[Spatial layout data]
□ □ □ □ □
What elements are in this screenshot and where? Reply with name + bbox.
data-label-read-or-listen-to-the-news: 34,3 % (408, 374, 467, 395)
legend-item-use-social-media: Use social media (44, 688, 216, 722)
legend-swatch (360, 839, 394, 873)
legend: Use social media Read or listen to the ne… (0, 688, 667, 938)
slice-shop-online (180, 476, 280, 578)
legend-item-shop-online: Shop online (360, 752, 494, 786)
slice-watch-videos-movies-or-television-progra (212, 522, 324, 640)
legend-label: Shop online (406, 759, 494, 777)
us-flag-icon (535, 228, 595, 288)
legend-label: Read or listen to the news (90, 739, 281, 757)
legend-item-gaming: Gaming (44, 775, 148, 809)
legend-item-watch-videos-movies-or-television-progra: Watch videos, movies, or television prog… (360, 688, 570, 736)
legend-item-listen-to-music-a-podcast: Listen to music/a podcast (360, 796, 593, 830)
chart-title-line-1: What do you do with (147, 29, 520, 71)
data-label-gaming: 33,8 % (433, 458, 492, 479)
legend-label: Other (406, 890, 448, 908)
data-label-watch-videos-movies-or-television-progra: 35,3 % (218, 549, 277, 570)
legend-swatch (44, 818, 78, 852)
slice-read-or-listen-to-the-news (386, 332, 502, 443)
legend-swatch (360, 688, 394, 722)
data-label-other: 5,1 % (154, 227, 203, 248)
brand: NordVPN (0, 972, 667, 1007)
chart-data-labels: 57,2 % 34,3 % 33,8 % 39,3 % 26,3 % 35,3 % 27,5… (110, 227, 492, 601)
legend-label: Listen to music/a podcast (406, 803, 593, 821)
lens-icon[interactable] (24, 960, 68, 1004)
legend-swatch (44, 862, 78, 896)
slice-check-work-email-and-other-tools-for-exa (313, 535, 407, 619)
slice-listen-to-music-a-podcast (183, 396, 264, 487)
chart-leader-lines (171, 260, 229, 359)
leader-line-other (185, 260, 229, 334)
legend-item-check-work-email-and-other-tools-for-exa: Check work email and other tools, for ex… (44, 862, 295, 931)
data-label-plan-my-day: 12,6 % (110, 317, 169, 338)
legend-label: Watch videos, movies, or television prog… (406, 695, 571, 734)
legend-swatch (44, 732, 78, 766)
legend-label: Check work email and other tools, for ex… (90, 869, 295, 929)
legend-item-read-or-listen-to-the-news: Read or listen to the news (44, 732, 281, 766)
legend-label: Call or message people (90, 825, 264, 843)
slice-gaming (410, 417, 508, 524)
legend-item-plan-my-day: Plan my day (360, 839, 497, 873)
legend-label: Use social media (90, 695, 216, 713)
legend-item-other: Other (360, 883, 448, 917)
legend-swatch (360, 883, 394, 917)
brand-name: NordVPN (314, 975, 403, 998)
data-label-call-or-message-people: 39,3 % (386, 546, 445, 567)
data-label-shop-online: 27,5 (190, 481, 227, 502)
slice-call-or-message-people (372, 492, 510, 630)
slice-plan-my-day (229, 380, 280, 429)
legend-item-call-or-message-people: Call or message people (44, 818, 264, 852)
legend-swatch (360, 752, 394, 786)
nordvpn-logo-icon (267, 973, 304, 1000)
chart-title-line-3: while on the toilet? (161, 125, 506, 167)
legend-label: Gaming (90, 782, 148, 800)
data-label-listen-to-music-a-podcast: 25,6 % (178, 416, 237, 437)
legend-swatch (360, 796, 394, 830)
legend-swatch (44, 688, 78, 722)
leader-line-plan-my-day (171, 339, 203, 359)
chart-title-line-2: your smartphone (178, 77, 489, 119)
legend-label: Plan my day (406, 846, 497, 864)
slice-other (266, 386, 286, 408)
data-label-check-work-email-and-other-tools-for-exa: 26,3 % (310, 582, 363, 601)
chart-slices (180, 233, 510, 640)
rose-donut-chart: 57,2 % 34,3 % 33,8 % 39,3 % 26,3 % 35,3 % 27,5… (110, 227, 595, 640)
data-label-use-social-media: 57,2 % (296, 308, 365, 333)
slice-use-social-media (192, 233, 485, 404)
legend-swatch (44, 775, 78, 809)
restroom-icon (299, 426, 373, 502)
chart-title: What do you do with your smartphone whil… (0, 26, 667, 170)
□ □ □ □ □
__DIRECTION__: Copy out the rows word for word, starting at the first row and ending at the row that contains "brand: NordVPN (0, 972, 667, 1007)", including both of those rows.

__THE ANSWER__:
What elements are in this screenshot and where? Reply with name + bbox.
data-label-read-or-listen-to-the-news: 34,3 % (408, 374, 467, 395)
legend-item-use-social-media: Use social media (44, 688, 216, 722)
legend-swatch (360, 839, 394, 873)
legend: Use social media Read or listen to the ne… (0, 688, 667, 938)
slice-shop-online (180, 476, 280, 578)
legend-item-shop-online: Shop online (360, 752, 494, 786)
slice-watch-videos-movies-or-television-progra (212, 522, 324, 640)
legend-label: Shop online (406, 759, 494, 777)
us-flag-icon (535, 228, 595, 288)
legend-label: Read or listen to the news (90, 739, 281, 757)
legend-item-gaming: Gaming (44, 775, 148, 809)
legend-item-watch-videos-movies-or-television-progra: Watch videos, movies, or television prog… (360, 688, 570, 736)
legend-item-listen-to-music-a-podcast: Listen to music/a podcast (360, 796, 593, 830)
chart-title-line-1: What do you do with (147, 29, 520, 71)
data-label-gaming: 33,8 % (433, 458, 492, 479)
legend-label: Other (406, 890, 448, 908)
data-label-watch-videos-movies-or-television-progra: 35,3 % (218, 549, 277, 570)
legend-swatch (44, 818, 78, 852)
slice-read-or-listen-to-the-news (386, 332, 502, 443)
legend-swatch (360, 688, 394, 722)
data-label-other: 5,1 % (154, 227, 203, 248)
brand: NordVPN (0, 972, 667, 1007)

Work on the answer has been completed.